● **Written request**
Copy the records below exactly, leaving out any pictures.

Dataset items
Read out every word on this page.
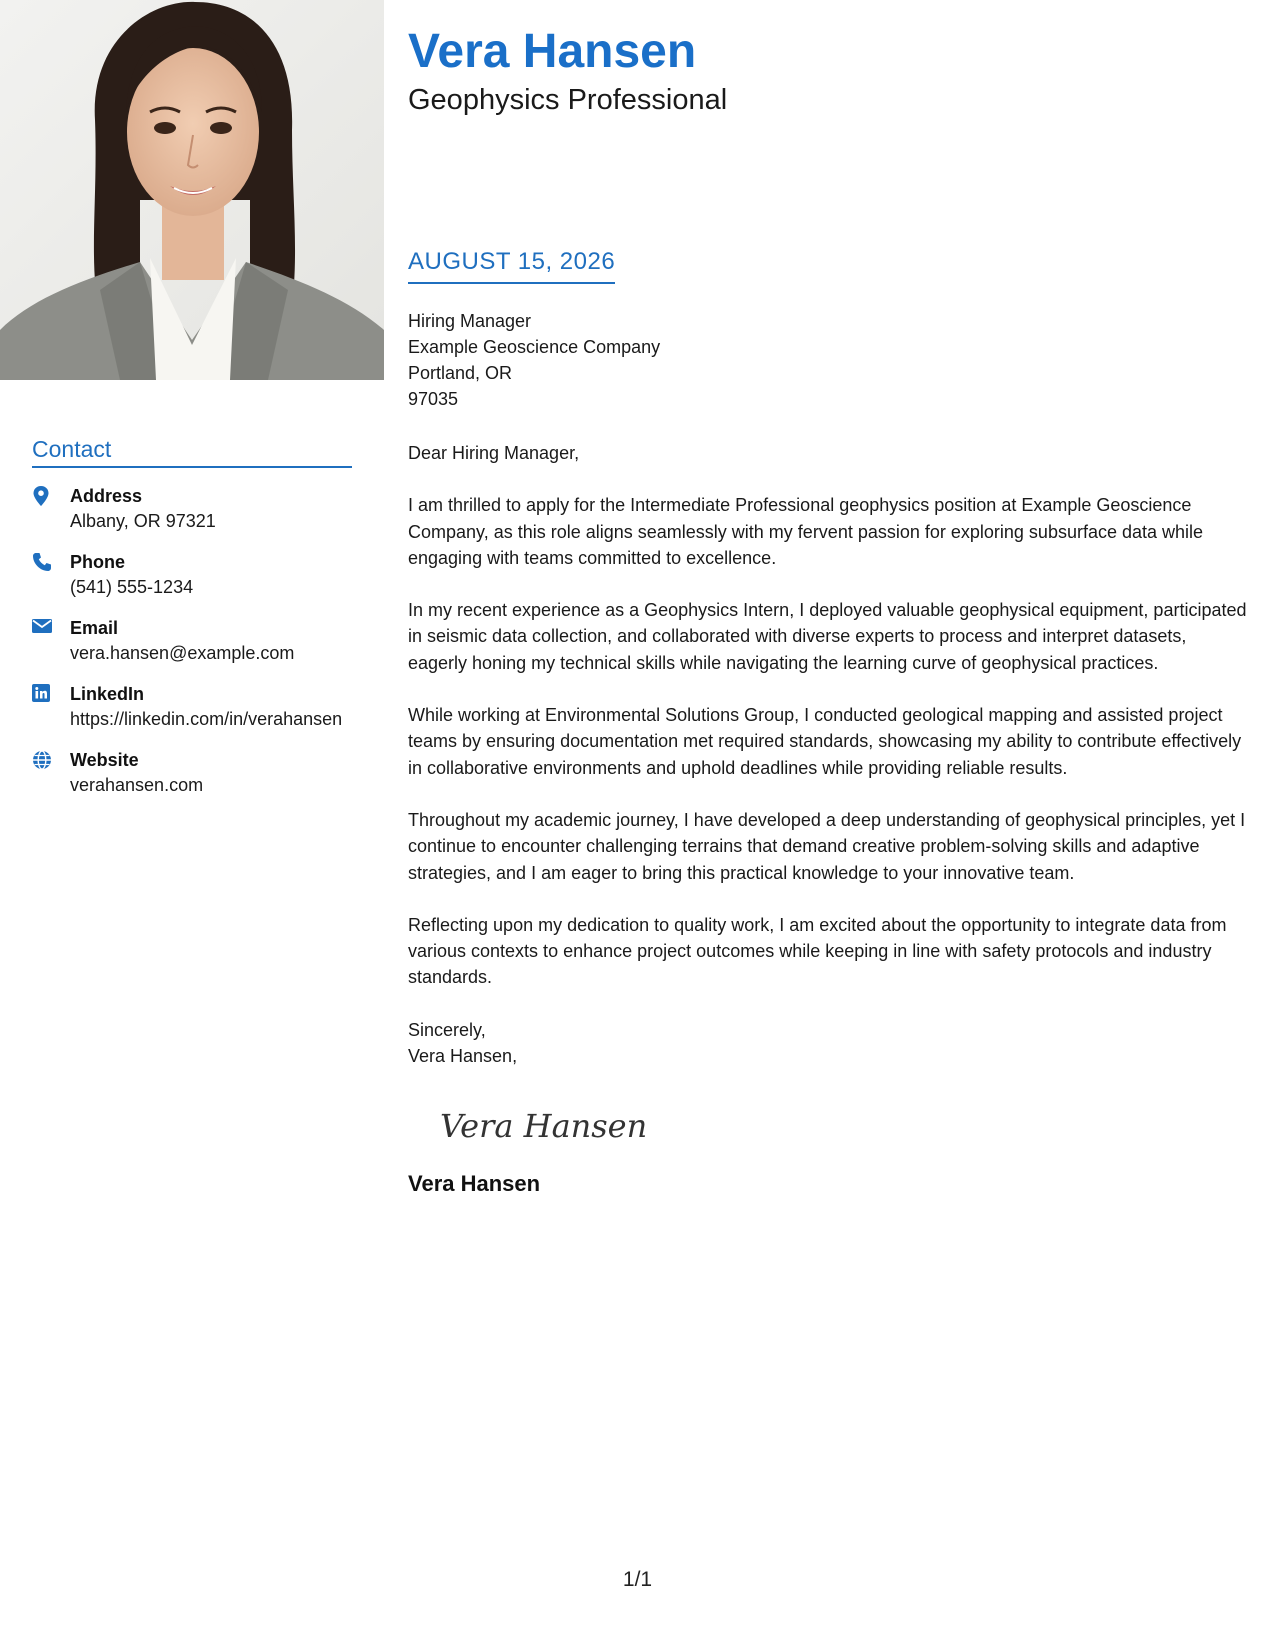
Contact
Address
Albany, OR 97321
Phone
(541) 555-1234
Email
vera.hansen@example.com
LinkedIn
https://linkedin.com/in/verahansen
Website
verahansen.com
Vera Hansen
Geophysics Professional
AUGUST 15, 2026
Hiring Manager
Example Geoscience Company
Portland, OR
97035

Dear Hiring Manager,

I am thrilled to apply for the Intermediate Professional geophysics position at Example Geoscience Company, as this role aligns seamlessly with my fervent passion for exploring subsurface data while engaging with teams committed to excellence.

In my recent experience as a Geophysics Intern, I deployed valuable geophysical equipment, participated in seismic data collection, and collaborated with diverse experts to process and interpret datasets, eagerly honing my technical skills while navigating the learning curve of geophysical practices.

While working at Environmental Solutions Group, I conducted geological mapping and assisted project teams by ensuring documentation met required standards, showcasing my ability to contribute effectively in collaborative environments and uphold deadlines while providing reliable results.

Throughout my academic journey, I have developed a deep understanding of geophysical principles, yet I continue to encounter challenging terrains that demand creative problem-solving skills and adaptive strategies, and I am eager to bring this practical knowledge to your innovative team.

Reflecting upon my dedication to quality work, I am excited about the opportunity to integrate data from various contexts to enhance project outcomes while keeping in line with safety protocols and industry standards.

Sincerely,

Vera Hansen,

Vera Hansen
Vera Hansen
1/1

● **Task output**
Read out every word on this page.
Contact
Address
Albany, OR 97321
Phone
(541) 555-1234
Email
vera.hansen@example.com
LinkedIn
https://linkedin.com/in/verahansen
Website
verahansen.com
Vera Hansen
Geophysics Professional
AUGUST 15, 2026
Hiring Manager
Example Geoscience Company
Portland, OR
97035

Dear Hiring Manager,

I am thrilled to apply for the Intermediate Professional geophysics position at Example Geoscience Company, as this role aligns seamlessly with my fervent passion for exploring subsurface data while engaging with teams committed to excellence.

In my recent experience as a Geophysics Intern, I deployed valuable geophysical equipment, participated in seismic data collection, and collaborated with diverse experts to process and interpret datasets, eagerly honing my technical skills while navigating the learning curve of geophysical practices.

While working at Environmental Solutions Group, I conducted geological mapping and assisted project teams by ensuring documentation met required standards, showcasing my ability to contribute effectively in collaborative environments and uphold deadlines while providing reliable results.

Throughout my academic journey, I have developed a deep understanding of geophysical principles, yet I continue to encounter challenging terrains that demand creative problem-solving skills and adaptive strategies, and I am eager to bring this practical knowledge to your innovative team.

Reflecting upon my dedication to quality work, I am excited about the opportunity to integrate data from various contexts to enhance project outcomes while keeping in line with safety protocols and industry standards.

Sincerely,

Vera Hansen,

Vera Hansen
Vera Hansen
1/1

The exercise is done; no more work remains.